:: Records provided

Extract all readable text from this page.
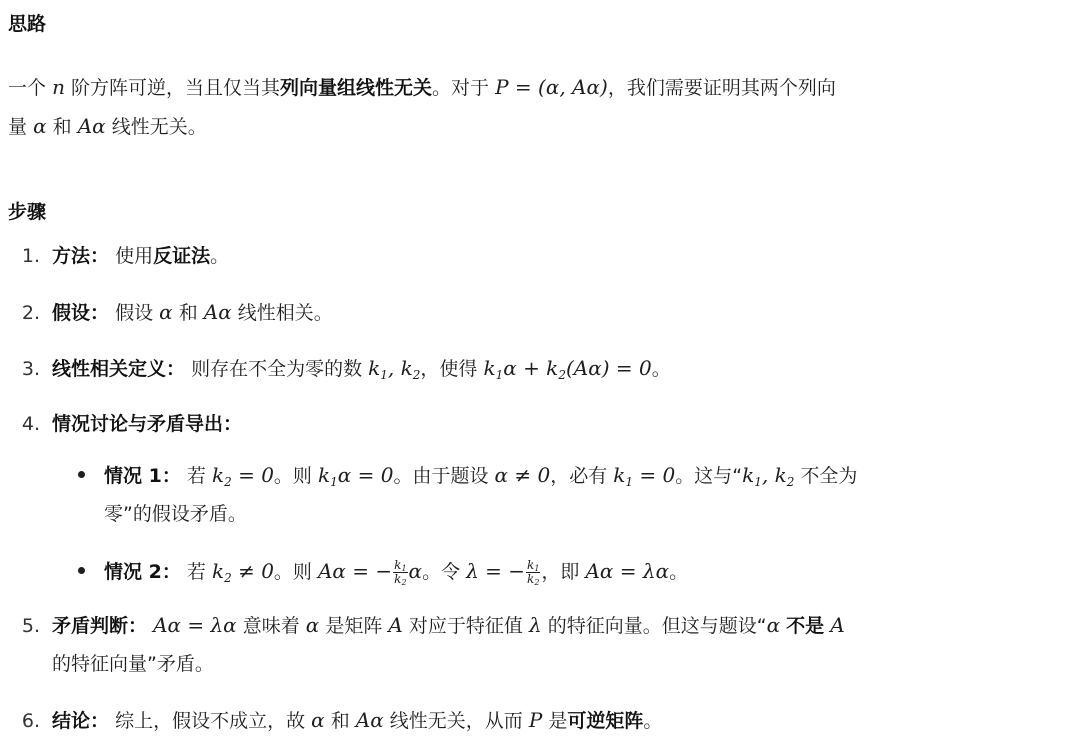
思路
一个 n 阶方阵可逆，当且仅当其列向量组线性无关。对于 P = (α, Aα)，我们需要证明其两个列向
量 α 和 Aα 线性无关。
步骤
1. 方法： 使用反证法。
2. 假设： 假设 α 和 Aα 线性相关。
3. 线性相关定义： 则存在不全为零的数 $k_1$, $k_2$，使得 $k_1\alpha + k_2(A\alpha) = 0$。
4. 情况讨论与矛盾导出：
情况 1： 若 $k_2 = 0$。则 $k_1\alpha = 0$。由于题设 α ≠ 0，必有 $k_1 = 0$。这与“$k_1$, $k_2$ 不全为
零”的假设矛盾。
情况 2： 若 $k_2 \ne 0$。则 Aα = − $\frac{k_1}{k_2}$ α。令 λ = − $\frac{k_1}{k_2}$ ，即 Aα = λα。
5. 矛盾判断： Aα = λα 意味着 α 是矩阵 A 对应于特征值 λ 的特征向量。但这与题设“α 不是 A
的特征向量”矛盾。
6. 结论： 综上，假设不成立，故 α 和 Aα 线性无关，从而 P 是可逆矩阵。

::::

### Task prompt
Using the records above, output their complete text exactly, minus any images.

### Output of the exercise
Extract all readable text from this page.
思路
一个 n 阶方阵可逆，当且仅当其列向量组线性无关。对于 P = (α, Aα)，我们需要证明其两个列向
量 α 和 Aα 线性无关。
步骤
1. 方法： 使用反证法。
2. 假设： 假设 α 和 Aα 线性相关。
3. 线性相关定义： 则存在不全为零的数 $k_1$, $k_2$，使得 $k_1\alpha + k_2(A\alpha) = 0$。
4. 情况讨论与矛盾导出：
情况 1： 若 $k_2 = 0$。则 $k_1\alpha = 0$。由于题设 α ≠ 0，必有 $k_1 = 0$。这与“$k_1$, $k_2$ 不全为
零”的假设矛盾。
情况 2： 若 $k_2 \ne 0$。则 Aα = − $\frac{k_1}{k_2}$ α。令 λ = − $\frac{k_1}{k_2}$ ，即 Aα = λα。
5. 矛盾判断： Aα = λα 意味着 α 是矩阵 A 对应于特征值 λ 的特征向量。但这与题设“α 不是 A
的特征向量”矛盾。
6. 结论： 综上，假设不成立，故 α 和 Aα 线性无关，从而 P 是可逆矩阵。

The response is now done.